Document page transcript entries

---+---

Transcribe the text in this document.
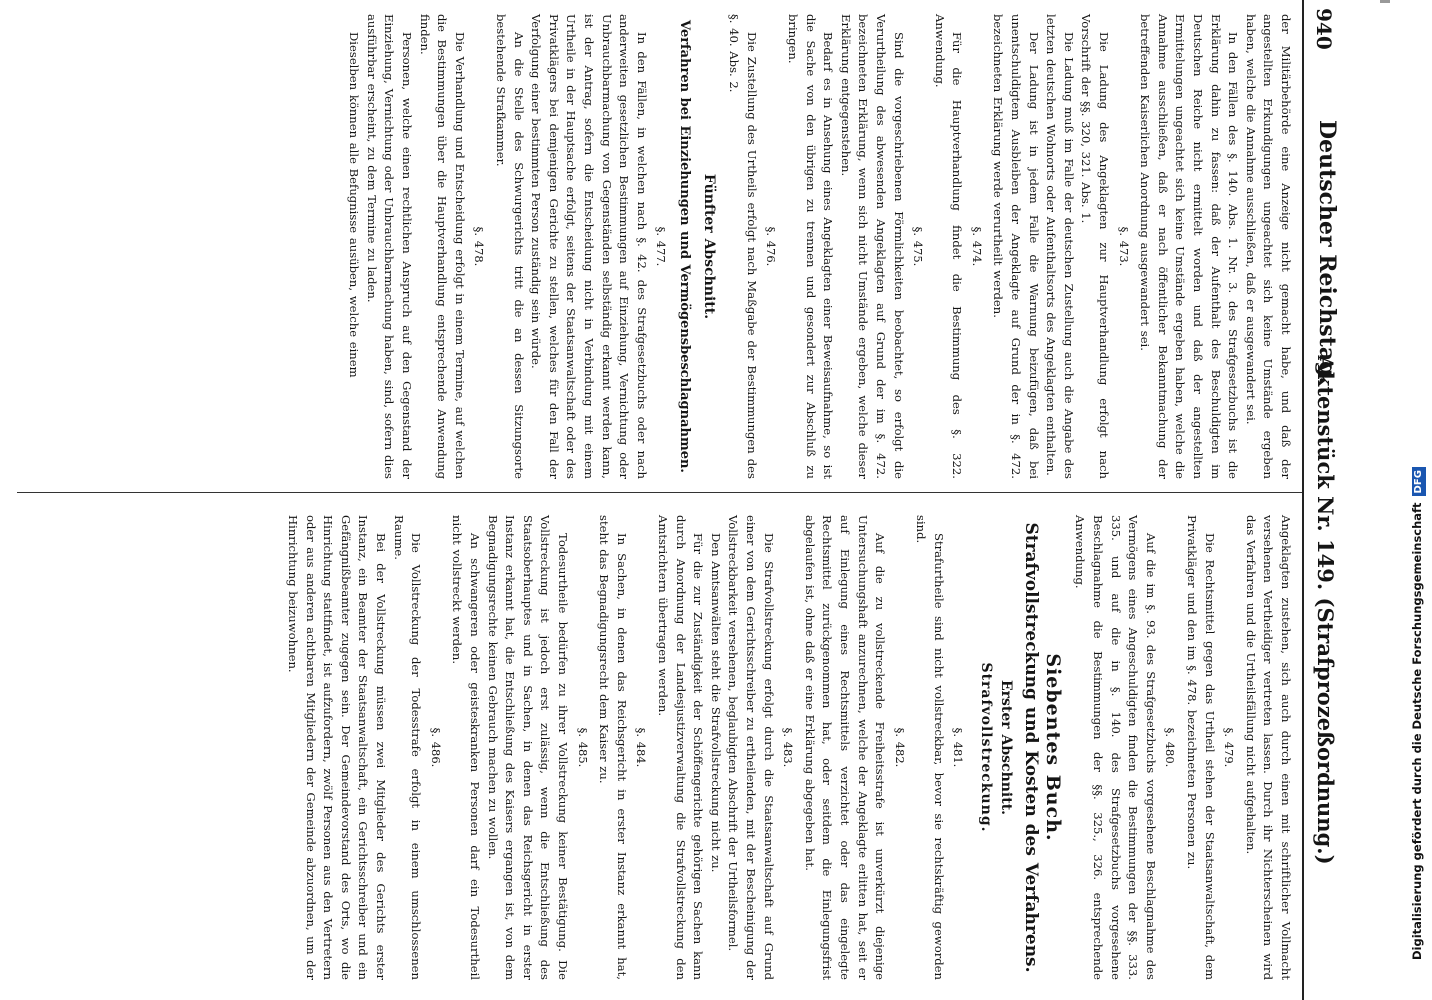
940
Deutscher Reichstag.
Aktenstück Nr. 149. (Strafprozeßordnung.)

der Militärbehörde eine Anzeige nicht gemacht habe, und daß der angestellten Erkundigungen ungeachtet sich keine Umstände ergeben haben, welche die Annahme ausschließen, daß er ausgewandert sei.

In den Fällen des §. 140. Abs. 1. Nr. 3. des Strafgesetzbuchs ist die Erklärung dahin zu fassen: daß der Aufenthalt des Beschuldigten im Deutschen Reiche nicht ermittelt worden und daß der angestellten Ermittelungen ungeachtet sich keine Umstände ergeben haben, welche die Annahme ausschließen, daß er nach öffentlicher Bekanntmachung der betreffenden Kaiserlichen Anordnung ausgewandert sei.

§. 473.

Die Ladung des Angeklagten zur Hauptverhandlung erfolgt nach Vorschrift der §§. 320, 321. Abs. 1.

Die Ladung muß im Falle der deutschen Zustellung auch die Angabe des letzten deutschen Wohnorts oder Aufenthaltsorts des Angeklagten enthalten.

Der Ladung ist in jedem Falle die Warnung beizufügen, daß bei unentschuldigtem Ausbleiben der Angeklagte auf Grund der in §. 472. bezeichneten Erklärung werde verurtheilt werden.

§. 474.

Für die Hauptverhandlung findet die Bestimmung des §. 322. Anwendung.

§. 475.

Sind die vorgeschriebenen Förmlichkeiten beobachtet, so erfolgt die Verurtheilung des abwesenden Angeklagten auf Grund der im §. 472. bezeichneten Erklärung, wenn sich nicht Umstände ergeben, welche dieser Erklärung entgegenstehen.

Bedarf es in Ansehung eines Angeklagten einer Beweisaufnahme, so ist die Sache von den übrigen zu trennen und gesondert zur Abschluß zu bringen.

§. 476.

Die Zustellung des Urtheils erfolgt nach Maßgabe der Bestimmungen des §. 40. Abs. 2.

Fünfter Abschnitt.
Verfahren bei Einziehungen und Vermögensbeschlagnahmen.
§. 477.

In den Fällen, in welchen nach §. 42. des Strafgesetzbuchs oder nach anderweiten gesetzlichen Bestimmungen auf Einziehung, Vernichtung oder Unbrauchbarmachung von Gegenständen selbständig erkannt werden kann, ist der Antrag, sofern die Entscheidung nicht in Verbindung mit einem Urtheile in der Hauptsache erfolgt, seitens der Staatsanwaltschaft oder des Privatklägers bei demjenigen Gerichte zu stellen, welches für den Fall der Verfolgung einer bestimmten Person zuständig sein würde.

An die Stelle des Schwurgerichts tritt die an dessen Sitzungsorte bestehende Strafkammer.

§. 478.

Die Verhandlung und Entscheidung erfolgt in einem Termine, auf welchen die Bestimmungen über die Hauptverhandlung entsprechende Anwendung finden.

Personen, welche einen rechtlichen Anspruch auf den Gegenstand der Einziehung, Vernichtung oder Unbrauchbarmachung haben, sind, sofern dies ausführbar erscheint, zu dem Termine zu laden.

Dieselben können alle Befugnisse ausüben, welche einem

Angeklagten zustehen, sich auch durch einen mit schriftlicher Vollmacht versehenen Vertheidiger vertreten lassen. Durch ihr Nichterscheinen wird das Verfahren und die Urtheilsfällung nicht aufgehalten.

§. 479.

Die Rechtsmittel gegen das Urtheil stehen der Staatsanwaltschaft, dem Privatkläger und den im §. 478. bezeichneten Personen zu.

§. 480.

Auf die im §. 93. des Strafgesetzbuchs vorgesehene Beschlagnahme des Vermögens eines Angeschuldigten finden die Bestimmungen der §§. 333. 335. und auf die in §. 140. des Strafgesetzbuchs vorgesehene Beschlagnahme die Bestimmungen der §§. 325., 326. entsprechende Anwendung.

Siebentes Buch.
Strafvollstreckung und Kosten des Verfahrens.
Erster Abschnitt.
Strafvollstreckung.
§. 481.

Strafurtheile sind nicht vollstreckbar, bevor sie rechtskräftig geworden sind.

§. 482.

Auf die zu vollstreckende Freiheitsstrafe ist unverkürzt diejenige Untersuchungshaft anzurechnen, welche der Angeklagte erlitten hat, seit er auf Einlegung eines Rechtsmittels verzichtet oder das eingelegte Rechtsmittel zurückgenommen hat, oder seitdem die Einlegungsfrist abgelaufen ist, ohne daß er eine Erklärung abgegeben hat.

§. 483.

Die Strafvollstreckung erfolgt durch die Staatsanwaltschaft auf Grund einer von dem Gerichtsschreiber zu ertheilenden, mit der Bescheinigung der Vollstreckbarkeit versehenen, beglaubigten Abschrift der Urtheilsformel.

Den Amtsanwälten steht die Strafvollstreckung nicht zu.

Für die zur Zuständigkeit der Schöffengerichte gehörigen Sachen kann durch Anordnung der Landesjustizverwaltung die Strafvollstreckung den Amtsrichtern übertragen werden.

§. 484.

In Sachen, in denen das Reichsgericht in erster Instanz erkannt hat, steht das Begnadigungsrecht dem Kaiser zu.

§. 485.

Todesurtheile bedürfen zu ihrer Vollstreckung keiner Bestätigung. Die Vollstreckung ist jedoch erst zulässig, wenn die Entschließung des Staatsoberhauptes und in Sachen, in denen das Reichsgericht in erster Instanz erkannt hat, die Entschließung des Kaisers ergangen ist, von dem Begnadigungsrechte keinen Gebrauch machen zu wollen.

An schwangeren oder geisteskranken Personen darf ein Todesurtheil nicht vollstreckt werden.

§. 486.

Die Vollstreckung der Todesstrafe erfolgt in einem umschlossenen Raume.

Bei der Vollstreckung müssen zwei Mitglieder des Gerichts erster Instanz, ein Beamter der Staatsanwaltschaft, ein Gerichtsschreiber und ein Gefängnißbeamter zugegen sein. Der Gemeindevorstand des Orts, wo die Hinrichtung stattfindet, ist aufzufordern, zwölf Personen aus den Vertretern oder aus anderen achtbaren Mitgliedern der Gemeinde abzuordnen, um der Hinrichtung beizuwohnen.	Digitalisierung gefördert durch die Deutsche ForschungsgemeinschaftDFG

---+---

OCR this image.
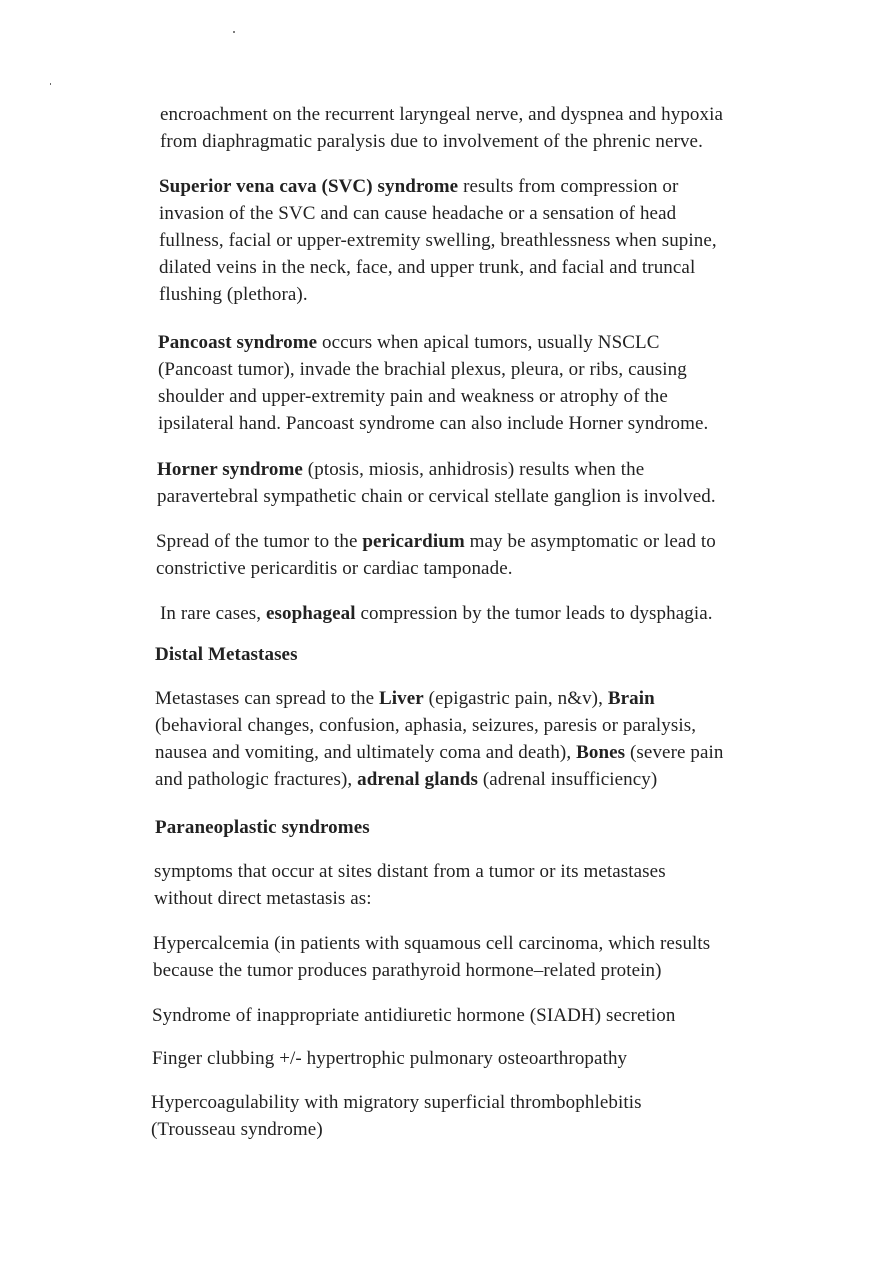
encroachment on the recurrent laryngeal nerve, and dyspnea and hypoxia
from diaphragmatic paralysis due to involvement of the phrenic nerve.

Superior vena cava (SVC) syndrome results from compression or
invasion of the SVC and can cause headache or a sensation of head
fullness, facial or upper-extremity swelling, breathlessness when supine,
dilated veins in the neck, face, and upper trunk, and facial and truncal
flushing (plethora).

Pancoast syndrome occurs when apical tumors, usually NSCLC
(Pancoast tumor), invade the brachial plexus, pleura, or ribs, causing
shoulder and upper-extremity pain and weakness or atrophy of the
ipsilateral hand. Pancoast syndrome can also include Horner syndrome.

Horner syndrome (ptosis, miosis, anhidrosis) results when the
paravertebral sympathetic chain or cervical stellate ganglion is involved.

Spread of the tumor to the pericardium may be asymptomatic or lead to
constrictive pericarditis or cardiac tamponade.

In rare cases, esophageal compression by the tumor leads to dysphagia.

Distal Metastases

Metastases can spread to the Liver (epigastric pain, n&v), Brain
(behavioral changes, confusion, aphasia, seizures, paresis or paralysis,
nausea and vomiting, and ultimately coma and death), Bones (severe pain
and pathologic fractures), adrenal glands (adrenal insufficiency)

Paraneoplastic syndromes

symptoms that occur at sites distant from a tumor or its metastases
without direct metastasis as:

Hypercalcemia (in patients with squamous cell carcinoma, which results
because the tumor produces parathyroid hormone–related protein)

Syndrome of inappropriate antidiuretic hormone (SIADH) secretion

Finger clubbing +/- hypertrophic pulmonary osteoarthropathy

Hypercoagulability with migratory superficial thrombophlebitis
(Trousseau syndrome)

---+---

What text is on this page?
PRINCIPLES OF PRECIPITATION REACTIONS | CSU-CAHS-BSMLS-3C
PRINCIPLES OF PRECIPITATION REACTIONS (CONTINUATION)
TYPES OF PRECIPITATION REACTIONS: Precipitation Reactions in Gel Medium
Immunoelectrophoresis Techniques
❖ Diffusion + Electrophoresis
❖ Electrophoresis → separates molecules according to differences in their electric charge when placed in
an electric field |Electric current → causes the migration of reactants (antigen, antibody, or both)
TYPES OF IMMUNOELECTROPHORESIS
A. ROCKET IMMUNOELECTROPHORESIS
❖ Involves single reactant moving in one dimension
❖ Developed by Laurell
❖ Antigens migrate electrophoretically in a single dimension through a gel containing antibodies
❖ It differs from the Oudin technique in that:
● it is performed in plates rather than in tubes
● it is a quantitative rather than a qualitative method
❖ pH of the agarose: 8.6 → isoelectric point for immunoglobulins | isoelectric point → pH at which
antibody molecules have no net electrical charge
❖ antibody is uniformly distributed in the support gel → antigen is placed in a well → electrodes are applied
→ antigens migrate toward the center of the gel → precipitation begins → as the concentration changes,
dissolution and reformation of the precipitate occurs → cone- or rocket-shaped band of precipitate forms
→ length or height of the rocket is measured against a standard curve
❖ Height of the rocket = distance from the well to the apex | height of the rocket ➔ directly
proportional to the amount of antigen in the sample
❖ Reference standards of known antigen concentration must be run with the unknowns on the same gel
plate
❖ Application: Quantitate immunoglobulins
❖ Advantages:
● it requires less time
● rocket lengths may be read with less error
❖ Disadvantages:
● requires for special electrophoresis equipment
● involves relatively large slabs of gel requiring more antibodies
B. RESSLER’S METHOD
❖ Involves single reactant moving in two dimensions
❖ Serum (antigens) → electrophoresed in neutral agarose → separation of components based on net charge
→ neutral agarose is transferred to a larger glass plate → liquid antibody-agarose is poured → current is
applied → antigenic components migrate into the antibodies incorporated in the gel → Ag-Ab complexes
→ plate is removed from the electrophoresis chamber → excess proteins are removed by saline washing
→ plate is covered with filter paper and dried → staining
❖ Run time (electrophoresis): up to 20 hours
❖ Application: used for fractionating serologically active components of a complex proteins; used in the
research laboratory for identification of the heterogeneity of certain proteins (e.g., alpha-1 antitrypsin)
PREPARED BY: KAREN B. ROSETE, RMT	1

---+---

• [PROBLEM STATEMENT] When the entries above show the word "extremity" in a line, copy that line out.

• [RESPONSE]
fullness, facial or upper-extremity swelling, breathlessness when supine,
shoulder and upper-extremity pain and weakness or atrophy of the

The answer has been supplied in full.